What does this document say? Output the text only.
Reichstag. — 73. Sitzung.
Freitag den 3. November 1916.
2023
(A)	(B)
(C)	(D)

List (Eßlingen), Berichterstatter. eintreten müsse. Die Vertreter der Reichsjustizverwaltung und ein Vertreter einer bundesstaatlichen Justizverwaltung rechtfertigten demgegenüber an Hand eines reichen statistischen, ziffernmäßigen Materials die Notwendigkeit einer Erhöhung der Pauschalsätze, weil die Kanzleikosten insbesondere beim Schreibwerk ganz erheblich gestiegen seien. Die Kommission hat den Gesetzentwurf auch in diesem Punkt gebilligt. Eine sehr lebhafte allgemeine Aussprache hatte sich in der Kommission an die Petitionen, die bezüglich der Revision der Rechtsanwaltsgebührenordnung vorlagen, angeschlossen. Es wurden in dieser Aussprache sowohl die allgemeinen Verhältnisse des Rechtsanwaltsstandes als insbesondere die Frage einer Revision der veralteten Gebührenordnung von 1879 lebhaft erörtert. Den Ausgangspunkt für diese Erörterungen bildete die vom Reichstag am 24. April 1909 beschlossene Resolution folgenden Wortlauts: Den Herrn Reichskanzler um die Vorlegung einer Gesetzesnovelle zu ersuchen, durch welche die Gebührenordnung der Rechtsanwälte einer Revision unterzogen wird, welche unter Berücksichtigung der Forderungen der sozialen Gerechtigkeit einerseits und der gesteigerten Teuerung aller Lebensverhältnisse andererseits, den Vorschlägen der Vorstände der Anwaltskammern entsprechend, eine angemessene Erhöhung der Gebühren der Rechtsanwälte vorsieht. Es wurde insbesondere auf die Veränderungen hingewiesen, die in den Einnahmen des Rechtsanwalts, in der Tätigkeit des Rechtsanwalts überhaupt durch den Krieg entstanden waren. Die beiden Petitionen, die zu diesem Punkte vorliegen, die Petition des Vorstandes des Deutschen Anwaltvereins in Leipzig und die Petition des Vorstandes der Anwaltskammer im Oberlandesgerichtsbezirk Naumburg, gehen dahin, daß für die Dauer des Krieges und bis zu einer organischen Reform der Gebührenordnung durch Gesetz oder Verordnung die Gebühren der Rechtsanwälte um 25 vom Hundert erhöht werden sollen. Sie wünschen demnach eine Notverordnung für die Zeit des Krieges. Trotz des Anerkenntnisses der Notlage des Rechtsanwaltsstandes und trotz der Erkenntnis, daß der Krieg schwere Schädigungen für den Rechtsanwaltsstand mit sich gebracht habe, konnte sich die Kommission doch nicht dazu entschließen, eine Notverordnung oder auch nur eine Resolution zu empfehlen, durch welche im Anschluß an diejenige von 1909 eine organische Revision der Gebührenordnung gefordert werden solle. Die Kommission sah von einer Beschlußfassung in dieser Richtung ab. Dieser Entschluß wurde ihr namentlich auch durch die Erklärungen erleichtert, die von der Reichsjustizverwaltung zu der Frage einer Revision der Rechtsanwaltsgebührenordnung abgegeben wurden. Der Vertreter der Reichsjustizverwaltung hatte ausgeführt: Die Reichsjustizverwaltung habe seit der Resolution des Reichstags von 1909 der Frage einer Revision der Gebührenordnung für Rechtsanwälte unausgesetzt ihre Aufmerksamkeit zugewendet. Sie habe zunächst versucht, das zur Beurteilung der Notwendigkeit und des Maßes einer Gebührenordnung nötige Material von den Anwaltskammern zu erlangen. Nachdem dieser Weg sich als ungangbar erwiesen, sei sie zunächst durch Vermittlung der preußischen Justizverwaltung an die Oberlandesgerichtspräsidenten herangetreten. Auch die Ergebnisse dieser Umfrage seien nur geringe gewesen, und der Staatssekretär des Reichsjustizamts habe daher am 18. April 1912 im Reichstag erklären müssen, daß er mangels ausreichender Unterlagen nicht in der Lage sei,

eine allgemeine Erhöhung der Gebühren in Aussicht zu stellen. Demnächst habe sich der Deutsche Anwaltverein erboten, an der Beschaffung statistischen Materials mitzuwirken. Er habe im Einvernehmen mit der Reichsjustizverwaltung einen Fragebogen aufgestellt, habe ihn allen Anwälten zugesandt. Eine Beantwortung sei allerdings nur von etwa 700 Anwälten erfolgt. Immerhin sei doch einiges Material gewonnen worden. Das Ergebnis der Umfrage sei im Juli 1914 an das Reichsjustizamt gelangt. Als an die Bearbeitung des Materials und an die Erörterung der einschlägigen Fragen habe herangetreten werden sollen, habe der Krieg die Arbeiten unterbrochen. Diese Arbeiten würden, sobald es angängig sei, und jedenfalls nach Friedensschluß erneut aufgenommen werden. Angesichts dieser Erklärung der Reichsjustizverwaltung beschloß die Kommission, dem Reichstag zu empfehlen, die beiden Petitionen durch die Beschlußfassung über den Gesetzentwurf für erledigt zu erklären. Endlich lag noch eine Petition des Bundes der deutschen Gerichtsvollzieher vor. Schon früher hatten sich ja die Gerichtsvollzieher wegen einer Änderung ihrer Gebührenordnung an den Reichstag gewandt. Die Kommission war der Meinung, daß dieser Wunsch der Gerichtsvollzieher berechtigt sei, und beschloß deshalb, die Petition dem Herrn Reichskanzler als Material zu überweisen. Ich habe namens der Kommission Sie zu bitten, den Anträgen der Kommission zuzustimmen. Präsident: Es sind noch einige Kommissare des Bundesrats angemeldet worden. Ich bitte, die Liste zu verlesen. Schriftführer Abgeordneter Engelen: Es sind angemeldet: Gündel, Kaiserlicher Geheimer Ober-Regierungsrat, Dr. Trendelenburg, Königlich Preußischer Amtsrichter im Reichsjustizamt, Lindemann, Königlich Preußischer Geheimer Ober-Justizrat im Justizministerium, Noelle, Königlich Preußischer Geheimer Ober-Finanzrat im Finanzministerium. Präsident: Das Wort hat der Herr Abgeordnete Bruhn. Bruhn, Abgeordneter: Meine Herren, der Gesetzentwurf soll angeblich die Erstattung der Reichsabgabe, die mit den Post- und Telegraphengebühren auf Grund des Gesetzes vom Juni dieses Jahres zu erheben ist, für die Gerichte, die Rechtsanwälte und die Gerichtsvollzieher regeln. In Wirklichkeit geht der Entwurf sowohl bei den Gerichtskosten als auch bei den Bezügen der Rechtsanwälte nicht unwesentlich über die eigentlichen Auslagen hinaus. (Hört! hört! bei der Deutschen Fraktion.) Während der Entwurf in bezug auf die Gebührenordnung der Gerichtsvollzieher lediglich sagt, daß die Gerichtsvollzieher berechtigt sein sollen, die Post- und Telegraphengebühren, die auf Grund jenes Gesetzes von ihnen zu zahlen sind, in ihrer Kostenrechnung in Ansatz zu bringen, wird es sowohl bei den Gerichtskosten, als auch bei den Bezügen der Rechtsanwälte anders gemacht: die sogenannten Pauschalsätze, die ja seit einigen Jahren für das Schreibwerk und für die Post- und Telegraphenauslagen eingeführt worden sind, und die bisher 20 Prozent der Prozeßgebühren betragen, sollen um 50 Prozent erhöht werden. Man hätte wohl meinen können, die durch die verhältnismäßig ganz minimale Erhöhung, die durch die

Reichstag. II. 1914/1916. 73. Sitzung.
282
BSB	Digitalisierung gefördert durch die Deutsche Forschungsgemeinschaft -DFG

- - - -

- _Task directions_: Word for word, write out each entry shown above.

- _Response below_:
What does this document say? Output the text only.
Reichstag. — 73. Sitzung.
Freitag den 3. November 1916.
2023
(A)	(B)
(C)	(D)

List (Eßlingen), Berichterstatter. eintreten müsse. Die Vertreter der Reichsjustizverwaltung und ein Vertreter einer bundesstaatlichen Justizverwaltung rechtfertigten demgegenüber an Hand eines reichen statistischen, ziffernmäßigen Materials die Notwendigkeit einer Erhöhung der Pauschalsätze, weil die Kanzleikosten insbesondere beim Schreibwerk ganz erheblich gestiegen seien. Die Kommission hat den Gesetzentwurf auch in diesem Punkt gebilligt. Eine sehr lebhafte allgemeine Aussprache hatte sich in der Kommission an die Petitionen, die bezüglich der Revision der Rechtsanwaltsgebührenordnung vorlagen, angeschlossen. Es wurden in dieser Aussprache sowohl die allgemeinen Verhältnisse des Rechtsanwaltsstandes als insbesondere die Frage einer Revision der veralteten Gebührenordnung von 1879 lebhaft erörtert. Den Ausgangspunkt für diese Erörterungen bildete die vom Reichstag am 24. April 1909 beschlossene Resolution folgenden Wortlauts: Den Herrn Reichskanzler um die Vorlegung einer Gesetzesnovelle zu ersuchen, durch welche die Gebührenordnung der Rechtsanwälte einer Revision unterzogen wird, welche unter Berücksichtigung der Forderungen der sozialen Gerechtigkeit einerseits und der gesteigerten Teuerung aller Lebensverhältnisse andererseits, den Vorschlägen der Vorstände der Anwaltskammern entsprechend, eine angemessene Erhöhung der Gebühren der Rechtsanwälte vorsieht. Es wurde insbesondere auf die Veränderungen hingewiesen, die in den Einnahmen des Rechtsanwalts, in der Tätigkeit des Rechtsanwalts überhaupt durch den Krieg entstanden waren. Die beiden Petitionen, die zu diesem Punkte vorliegen, die Petition des Vorstandes des Deutschen Anwaltvereins in Leipzig und die Petition des Vorstandes der Anwaltskammer im Oberlandesgerichtsbezirk Naumburg, gehen dahin, daß für die Dauer des Krieges und bis zu einer organischen Reform der Gebührenordnung durch Gesetz oder Verordnung die Gebühren der Rechtsanwälte um 25 vom Hundert erhöht werden sollen. Sie wünschen demnach eine Notverordnung für die Zeit des Krieges. Trotz des Anerkenntnisses der Notlage des Rechtsanwaltsstandes und trotz der Erkenntnis, daß der Krieg schwere Schädigungen für den Rechtsanwaltsstand mit sich gebracht habe, konnte sich die Kommission doch nicht dazu entschließen, eine Notverordnung oder auch nur eine Resolution zu empfehlen, durch welche im Anschluß an diejenige von 1909 eine organische Revision der Gebührenordnung gefordert werden solle. Die Kommission sah von einer Beschlußfassung in dieser Richtung ab. Dieser Entschluß wurde ihr namentlich auch durch die Erklärungen erleichtert, die von der Reichsjustizverwaltung zu der Frage einer Revision der Rechtsanwaltsgebührenordnung abgegeben wurden. Der Vertreter der Reichsjustizverwaltung hatte ausgeführt: Die Reichsjustizverwaltung habe seit der Resolution des Reichstags von 1909 der Frage einer Revision der Gebührenordnung für Rechtsanwälte unausgesetzt ihre Aufmerksamkeit zugewendet. Sie habe zunächst versucht, das zur Beurteilung der Notwendigkeit und des Maßes einer Gebührenordnung nötige Material von den Anwaltskammern zu erlangen. Nachdem dieser Weg sich als ungangbar erwiesen, sei sie zunächst durch Vermittlung der preußischen Justizverwaltung an die Oberlandesgerichtspräsidenten herangetreten. Auch die Ergebnisse dieser Umfrage seien nur geringe gewesen, und der Staatssekretär des Reichsjustizamts habe daher am 18. April 1912 im Reichstag erklären müssen, daß er mangels ausreichender Unterlagen nicht in der Lage sei,

eine allgemeine Erhöhung der Gebühren in Aussicht zu stellen. Demnächst habe sich der Deutsche Anwaltverein erboten, an der Beschaffung statistischen Materials mitzuwirken. Er habe im Einvernehmen mit der Reichsjustizverwaltung einen Fragebogen aufgestellt, habe ihn allen Anwälten zugesandt. Eine Beantwortung sei allerdings nur von etwa 700 Anwälten erfolgt. Immerhin sei doch einiges Material gewonnen worden. Das Ergebnis der Umfrage sei im Juli 1914 an das Reichsjustizamt gelangt. Als an die Bearbeitung des Materials und an die Erörterung der einschlägigen Fragen habe herangetreten werden sollen, habe der Krieg die Arbeiten unterbrochen. Diese Arbeiten würden, sobald es angängig sei, und jedenfalls nach Friedensschluß erneut aufgenommen werden. Angesichts dieser Erklärung der Reichsjustizverwaltung beschloß die Kommission, dem Reichstag zu empfehlen, die beiden Petitionen durch die Beschlußfassung über den Gesetzentwurf für erledigt zu erklären. Endlich lag noch eine Petition des Bundes der deutschen Gerichtsvollzieher vor. Schon früher hatten sich ja die Gerichtsvollzieher wegen einer Änderung ihrer Gebührenordnung an den Reichstag gewandt. Die Kommission war der Meinung, daß dieser Wunsch der Gerichtsvollzieher berechtigt sei, und beschloß deshalb, die Petition dem Herrn Reichskanzler als Material zu überweisen. Ich habe namens der Kommission Sie zu bitten, den Anträgen der Kommission zuzustimmen. Präsident: Es sind noch einige Kommissare des Bundesrats angemeldet worden. Ich bitte, die Liste zu verlesen. Schriftführer Abgeordneter Engelen: Es sind angemeldet: Gündel, Kaiserlicher Geheimer Ober-Regierungsrat, Dr. Trendelenburg, Königlich Preußischer Amtsrichter im Reichsjustizamt, Lindemann, Königlich Preußischer Geheimer Ober-Justizrat im Justizministerium, Noelle, Königlich Preußischer Geheimer Ober-Finanzrat im Finanzministerium. Präsident: Das Wort hat der Herr Abgeordnete Bruhn. Bruhn, Abgeordneter: Meine Herren, der Gesetzentwurf soll angeblich die Erstattung der Reichsabgabe, die mit den Post- und Telegraphengebühren auf Grund des Gesetzes vom Juni dieses Jahres zu erheben ist, für die Gerichte, die Rechtsanwälte und die Gerichtsvollzieher regeln. In Wirklichkeit geht der Entwurf sowohl bei den Gerichtskosten als auch bei den Bezügen der Rechtsanwälte nicht unwesentlich über die eigentlichen Auslagen hinaus. (Hört! hört! bei der Deutschen Fraktion.) Während der Entwurf in bezug auf die Gebührenordnung der Gerichtsvollzieher lediglich sagt, daß die Gerichtsvollzieher berechtigt sein sollen, die Post- und Telegraphengebühren, die auf Grund jenes Gesetzes von ihnen zu zahlen sind, in ihrer Kostenrechnung in Ansatz zu bringen, wird es sowohl bei den Gerichtskosten, als auch bei den Bezügen der Rechtsanwälte anders gemacht: die sogenannten Pauschalsätze, die ja seit einigen Jahren für das Schreibwerk und für die Post- und Telegraphenauslagen eingeführt worden sind, und die bisher 20 Prozent der Prozeßgebühren betragen, sollen um 50 Prozent erhöht werden. Man hätte wohl meinen können, die durch die verhältnismäßig ganz minimale Erhöhung, die durch die

Reichstag. II. 1914/1916. 73. Sitzung.
282
BSB	Digitalisierung gefördert durch die Deutsche Forschungsgemeinschaft -DFG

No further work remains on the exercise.